**Task statement:**
Return every entry exactly as written.

━━ Data excerpts

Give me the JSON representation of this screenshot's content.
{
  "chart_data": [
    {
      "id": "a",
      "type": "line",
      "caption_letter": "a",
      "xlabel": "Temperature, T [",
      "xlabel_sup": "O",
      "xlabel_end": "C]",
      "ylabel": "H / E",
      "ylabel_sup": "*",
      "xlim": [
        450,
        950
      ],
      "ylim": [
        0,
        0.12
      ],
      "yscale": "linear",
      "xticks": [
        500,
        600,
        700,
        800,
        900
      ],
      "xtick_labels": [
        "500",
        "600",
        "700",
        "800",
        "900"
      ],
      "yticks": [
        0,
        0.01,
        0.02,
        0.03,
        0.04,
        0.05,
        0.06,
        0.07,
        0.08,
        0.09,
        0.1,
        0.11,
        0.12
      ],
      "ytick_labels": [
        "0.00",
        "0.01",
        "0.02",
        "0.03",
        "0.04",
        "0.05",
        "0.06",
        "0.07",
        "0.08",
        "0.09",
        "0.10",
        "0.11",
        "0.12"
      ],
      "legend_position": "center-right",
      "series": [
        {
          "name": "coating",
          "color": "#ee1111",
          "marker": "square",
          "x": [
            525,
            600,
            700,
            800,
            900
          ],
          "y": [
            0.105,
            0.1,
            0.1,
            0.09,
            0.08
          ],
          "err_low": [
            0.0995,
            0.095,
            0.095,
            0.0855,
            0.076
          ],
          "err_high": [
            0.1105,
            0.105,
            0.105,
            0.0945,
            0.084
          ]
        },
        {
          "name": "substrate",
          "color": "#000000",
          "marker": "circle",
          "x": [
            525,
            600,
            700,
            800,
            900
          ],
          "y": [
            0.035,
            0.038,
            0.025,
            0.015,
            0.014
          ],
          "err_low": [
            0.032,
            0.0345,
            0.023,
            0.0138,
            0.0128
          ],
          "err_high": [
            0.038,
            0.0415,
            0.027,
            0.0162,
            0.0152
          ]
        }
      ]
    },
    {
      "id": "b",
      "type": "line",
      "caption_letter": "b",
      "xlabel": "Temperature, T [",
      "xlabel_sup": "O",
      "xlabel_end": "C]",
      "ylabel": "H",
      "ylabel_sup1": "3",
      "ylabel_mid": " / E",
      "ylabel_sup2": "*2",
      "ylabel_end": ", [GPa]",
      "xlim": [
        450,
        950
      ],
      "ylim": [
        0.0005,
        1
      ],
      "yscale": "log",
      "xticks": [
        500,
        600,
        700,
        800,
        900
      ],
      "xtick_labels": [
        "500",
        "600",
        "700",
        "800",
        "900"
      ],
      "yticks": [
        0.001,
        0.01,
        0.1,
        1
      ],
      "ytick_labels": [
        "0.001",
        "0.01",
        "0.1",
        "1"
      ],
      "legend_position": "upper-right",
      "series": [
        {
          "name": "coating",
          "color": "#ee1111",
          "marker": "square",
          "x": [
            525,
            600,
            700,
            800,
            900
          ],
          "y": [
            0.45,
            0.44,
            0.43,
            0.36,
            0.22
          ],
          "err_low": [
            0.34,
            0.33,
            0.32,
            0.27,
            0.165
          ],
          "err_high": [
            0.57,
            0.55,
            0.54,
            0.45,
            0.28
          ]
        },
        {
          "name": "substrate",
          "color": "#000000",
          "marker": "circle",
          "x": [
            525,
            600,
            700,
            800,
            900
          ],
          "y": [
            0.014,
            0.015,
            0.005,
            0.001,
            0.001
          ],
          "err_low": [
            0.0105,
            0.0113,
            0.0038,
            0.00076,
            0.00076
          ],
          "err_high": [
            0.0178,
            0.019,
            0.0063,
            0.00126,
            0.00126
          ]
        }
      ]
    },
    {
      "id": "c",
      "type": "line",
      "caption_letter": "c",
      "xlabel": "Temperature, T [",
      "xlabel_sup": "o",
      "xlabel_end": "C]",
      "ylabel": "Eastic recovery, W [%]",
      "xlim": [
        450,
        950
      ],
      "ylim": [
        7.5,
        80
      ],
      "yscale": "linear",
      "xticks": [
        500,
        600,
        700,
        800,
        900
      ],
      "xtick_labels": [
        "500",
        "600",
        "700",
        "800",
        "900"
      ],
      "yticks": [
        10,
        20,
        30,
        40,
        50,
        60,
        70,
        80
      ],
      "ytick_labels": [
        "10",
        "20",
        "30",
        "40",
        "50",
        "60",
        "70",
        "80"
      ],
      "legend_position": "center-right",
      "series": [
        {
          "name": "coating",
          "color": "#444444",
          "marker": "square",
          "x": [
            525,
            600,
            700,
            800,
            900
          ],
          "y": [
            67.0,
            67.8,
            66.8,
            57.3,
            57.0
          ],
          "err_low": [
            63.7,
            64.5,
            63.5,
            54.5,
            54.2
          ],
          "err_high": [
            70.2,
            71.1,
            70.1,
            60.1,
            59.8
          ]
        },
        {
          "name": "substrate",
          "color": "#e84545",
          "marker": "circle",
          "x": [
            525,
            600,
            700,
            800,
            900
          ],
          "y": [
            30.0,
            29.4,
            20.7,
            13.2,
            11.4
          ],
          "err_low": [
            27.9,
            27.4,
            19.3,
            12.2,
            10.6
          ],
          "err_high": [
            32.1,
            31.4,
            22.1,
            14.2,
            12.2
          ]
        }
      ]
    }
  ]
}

━━━━

**Expected answer:**
Give me the JSON representation of this screenshot's content.
{
  "chart_data": [
    {
      "id": "a",
      "type": "line",
      "caption_letter": "a",
      "xlabel": "Temperature, T [",
      "xlabel_sup": "O",
      "xlabel_end": "C]",
      "ylabel": "H / E",
      "ylabel_sup": "*",
      "xlim": [
        450,
        950
      ],
      "ylim": [
        0,
        0.12
      ],
      "yscale": "linear",
      "xticks": [
        500,
        600,
        700,
        800,
        900
      ],
      "xtick_labels": [
        "500",
        "600",
        "700",
        "800",
        "900"
      ],
      "yticks": [
        0,
        0.01,
        0.02,
        0.03,
        0.04,
        0.05,
        0.06,
        0.07,
        0.08,
        0.09,
        0.1,
        0.11,
        0.12
      ],
      "ytick_labels": [
        "0.00",
        "0.01",
        "0.02",
        "0.03",
        "0.04",
        "0.05",
        "0.06",
        "0.07",
        "0.08",
        "0.09",
        "0.10",
        "0.11",
        "0.12"
      ],
      "legend_position": "center-right",
      "series": [
        {
          "name": "coating",
          "color": "#ee1111",
          "marker": "square",
          "x": [
            525,
            600,
            700,
            800,
            900
          ],
          "y": [
            0.105,
            0.1,
            0.1,
            0.09,
            0.08
          ],
          "err_low": [
            0.0995,
            0.095,
            0.095,
            0.0855,
            0.076
          ],
          "err_high": [
            0.1105,
            0.105,
            0.105,
            0.0945,
            0.084
          ]
        },
        {
          "name": "substrate",
          "color": "#000000",
          "marker": "circle",
          "x": [
            525,
            600,
            700,
            800,
            900
          ],
          "y": [
            0.035,
            0.038,
            0.025,
            0.015,
            0.014
          ],
          "err_low": [
            0.032,
            0.0345,
            0.023,
            0.0138,
            0.0128
          ],
          "err_high": [
            0.038,
            0.0415,
            0.027,
            0.0162,
            0.0152
          ]
        }
      ]
    },
    {
      "id": "b",
      "type": "line",
      "caption_letter": "b",
      "xlabel": "Temperature, T [",
      "xlabel_sup": "O",
      "xlabel_end": "C]",
      "ylabel": "H",
      "ylabel_sup1": "3",
      "ylabel_mid": " / E",
      "ylabel_sup2": "*2",
      "ylabel_end": ", [GPa]",
      "xlim": [
        450,
        950
      ],
      "ylim": [
        0.0005,
        1
      ],
      "yscale": "log",
      "xticks": [
        500,
        600,
        700,
        800,
        900
      ],
      "xtick_labels": [
        "500",
        "600",
        "700",
        "800",
        "900"
      ],
      "yticks": [
        0.001,
        0.01,
        0.1,
        1
      ],
      "ytick_labels": [
        "0.001",
        "0.01",
        "0.1",
        "1"
      ],
      "legend_position": "upper-right",
      "series": [
        {
          "name": "coating",
          "color": "#ee1111",
          "marker": "square",
          "x": [
            525,
            600,
            700,
            800,
            900
          ],
          "y": [
            0.45,
            0.44,
            0.43,
            0.36,
            0.22
          ],
          "err_low": [
            0.34,
            0.33,
            0.32,
            0.27,
            0.165
          ],
          "err_high": [
            0.57,
            0.55,
            0.54,
            0.45,
            0.28
          ]
        },
        {
          "name": "substrate",
          "color": "#000000",
          "marker": "circle",
          "x": [
            525,
            600,
            700,
            800,
            900
          ],
          "y": [
            0.014,
            0.015,
            0.005,
            0.001,
            0.001
          ],
          "err_low": [
            0.0105,
            0.0113,
            0.0038,
            0.00076,
            0.00076
          ],
          "err_high": [
            0.0178,
            0.019,
            0.0063,
            0.00126,
            0.00126
          ]
        }
      ]
    },
    {
      "id": "c",
      "type": "line",
      "caption_letter": "c",
      "xlabel": "Temperature, T [",
      "xlabel_sup": "o",
      "xlabel_end": "C]",
      "ylabel": "Eastic recovery, W [%]",
      "xlim": [
        450,
        950
      ],
      "ylim": [
        7.5,
        80
      ],
      "yscale": "linear",
      "xticks": [
        500,
        600,
        700,
        800,
        900
      ],
      "xtick_labels": [
        "500",
        "600",
        "700",
        "800",
        "900"
      ],
      "yticks": [
        10,
        20,
        30,
        40,
        50,
        60,
        70,
        80
      ],
      "ytick_labels": [
        "10",
        "20",
        "30",
        "40",
        "50",
        "60",
        "70",
        "80"
      ],
      "legend_position": "center-right",
      "series": [
        {
          "name": "coating",
          "color": "#444444",
          "marker": "square",
          "x": [
            525,
            600,
            700,
            800,
            900
          ],
          "y": [
            67.0,
            67.8,
            66.8,
            57.3,
            57.0
          ],
          "err_low": [
            63.7,
            64.5,
            63.5,
            54.5,
            54.2
          ],
          "err_high": [
            70.2,
            71.1,
            70.1,
            60.1,
            59.8
          ]
        },
        {
          "name": "substrate",
          "color": "#e84545",
          "marker": "circle",
          "x": [
            525,
            600,
            700,
            800,
            900
          ],
          "y": [
            30.0,
            29.4,
            20.7,
            13.2,
            11.4
          ],
          "err_low": [
            27.9,
            27.4,
            19.3,
            12.2,
            10.6
          ],
          "err_high": [
            32.1,
            31.4,
            22.1,
            14.2,
            12.2
          ]
        }
      ]
    }
  ]
}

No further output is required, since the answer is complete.